# Given passage:
Clinton’s gesture made an impression on Barbara Osborn, a retired bookkeeper who lives on a boat in Stuart and had to flee to family in Tennessee after the water began to reek “like a toilet” this summer.
“At least Hillary showed more interest,” Osborn told BuzzFeed News. “Donald Trump recently has just said a few little perfunctory statements because he had to. I don’t think he cares a bit about water quality or the environment.”
A lifelong Republican who voted for Romney in 2012, Osborn said Trump’s disinterest in water quality, among other things, turned her off. She said she will vote for Clinton this year.
In public, both candidates have sought to tie the algae to larger issues animating their campaigns.
For example, in an op-ed that ran in three local newspapers, Clinton said that the algae was yet another example of the many environmental crises plaguing Florida, along with “sea levels [that] are already causing the streets of Miami Beach to flood at high tide.”
“This is a recurring problem for the Treasure Coast and other parts of the state, and it deserves a long-term solution,” Clinton wrote of the algae.
Meanwhile, Trump seemed to blame the algae on the Obama administration. This month in a speech in Panama City, Florida, the ad-libbing candidate mentioned the Treasure Coast’s water quality issues in the same breath as lead contamination in Flint, Michigan.

# Source data:
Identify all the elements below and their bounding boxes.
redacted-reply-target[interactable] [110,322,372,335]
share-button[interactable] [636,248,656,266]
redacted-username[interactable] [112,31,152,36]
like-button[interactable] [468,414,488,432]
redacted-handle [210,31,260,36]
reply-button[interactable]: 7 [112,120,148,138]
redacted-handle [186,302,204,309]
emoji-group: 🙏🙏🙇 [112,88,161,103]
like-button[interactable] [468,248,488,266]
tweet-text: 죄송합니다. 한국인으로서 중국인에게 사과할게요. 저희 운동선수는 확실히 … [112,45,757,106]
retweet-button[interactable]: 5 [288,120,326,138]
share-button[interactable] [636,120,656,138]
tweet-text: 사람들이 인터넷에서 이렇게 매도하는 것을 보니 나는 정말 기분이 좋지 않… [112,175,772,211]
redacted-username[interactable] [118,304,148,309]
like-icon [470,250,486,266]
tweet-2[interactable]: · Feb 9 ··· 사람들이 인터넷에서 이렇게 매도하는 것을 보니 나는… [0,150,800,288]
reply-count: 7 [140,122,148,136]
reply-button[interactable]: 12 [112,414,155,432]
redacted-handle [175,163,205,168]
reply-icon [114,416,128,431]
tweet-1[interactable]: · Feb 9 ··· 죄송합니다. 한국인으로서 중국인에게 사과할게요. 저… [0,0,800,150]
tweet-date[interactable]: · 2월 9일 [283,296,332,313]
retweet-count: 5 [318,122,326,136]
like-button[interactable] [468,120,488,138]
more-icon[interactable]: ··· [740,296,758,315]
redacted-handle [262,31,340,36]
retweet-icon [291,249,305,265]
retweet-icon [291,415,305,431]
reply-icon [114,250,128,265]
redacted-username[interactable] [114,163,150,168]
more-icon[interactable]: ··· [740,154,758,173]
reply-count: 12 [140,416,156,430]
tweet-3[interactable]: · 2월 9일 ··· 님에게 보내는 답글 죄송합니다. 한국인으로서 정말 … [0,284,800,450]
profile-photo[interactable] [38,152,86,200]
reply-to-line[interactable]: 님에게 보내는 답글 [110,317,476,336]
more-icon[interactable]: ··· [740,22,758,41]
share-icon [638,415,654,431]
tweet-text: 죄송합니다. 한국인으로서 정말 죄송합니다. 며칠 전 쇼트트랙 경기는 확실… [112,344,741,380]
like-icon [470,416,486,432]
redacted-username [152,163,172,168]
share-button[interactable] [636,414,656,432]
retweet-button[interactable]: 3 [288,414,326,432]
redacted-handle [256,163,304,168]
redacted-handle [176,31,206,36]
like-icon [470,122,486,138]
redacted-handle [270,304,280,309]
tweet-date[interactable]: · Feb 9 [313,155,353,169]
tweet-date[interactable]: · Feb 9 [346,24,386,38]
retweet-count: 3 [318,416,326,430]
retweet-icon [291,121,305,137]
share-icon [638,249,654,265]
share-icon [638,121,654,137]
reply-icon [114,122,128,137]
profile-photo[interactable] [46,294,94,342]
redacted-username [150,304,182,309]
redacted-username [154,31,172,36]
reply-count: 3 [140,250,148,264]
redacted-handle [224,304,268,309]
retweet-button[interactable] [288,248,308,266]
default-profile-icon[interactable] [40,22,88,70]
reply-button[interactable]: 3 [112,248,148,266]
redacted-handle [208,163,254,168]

# Tasks to complete:
- 1) Reproduce the part of the algae passage that opens with the words containing "For example, in" and closes with "in Flint, Michigan.".
- 2) Answer from the algae passage:
(a) For whom did Barbara Osborn vote in 2012?
(b) In how many local newspapers did Clinton's op-ed run?
(c) In which city did Trump give the speech that mentioned the Treasure Coast's water quality?
- 3) List every place name that appears in the algae passage.
Rely on the algae passage alone.

# Answers for this exercise:
- 1)
For example, in an op-ed that ran in three local newspapers, Clinton said that the algae was yet another example of the many environmental crises plaguing Florida, along with “sea levels [that] are already causing the streets of Miami Beach to flood at high tide.”
“This is a recurring problem for the Treasure Coast and other parts of the state, and it deserves a long-term solution,” Clinton wrote of the algae.
Meanwhile, Trump seemed to blame the algae on the Obama administration. This month in a speech in Panama City, Florida, the ad-libbing candidate mentioned the Treasure Coast’s water quality issues in the same breath as lead contamination in Flint, Michigan.

- 2)
(a) Romney
(b) Three
(c) Panama City, Florida

- 3)
Stuart
Tennessee
Florida
Miami Beach
Treasure Coast
Panama City
Flint
Michigan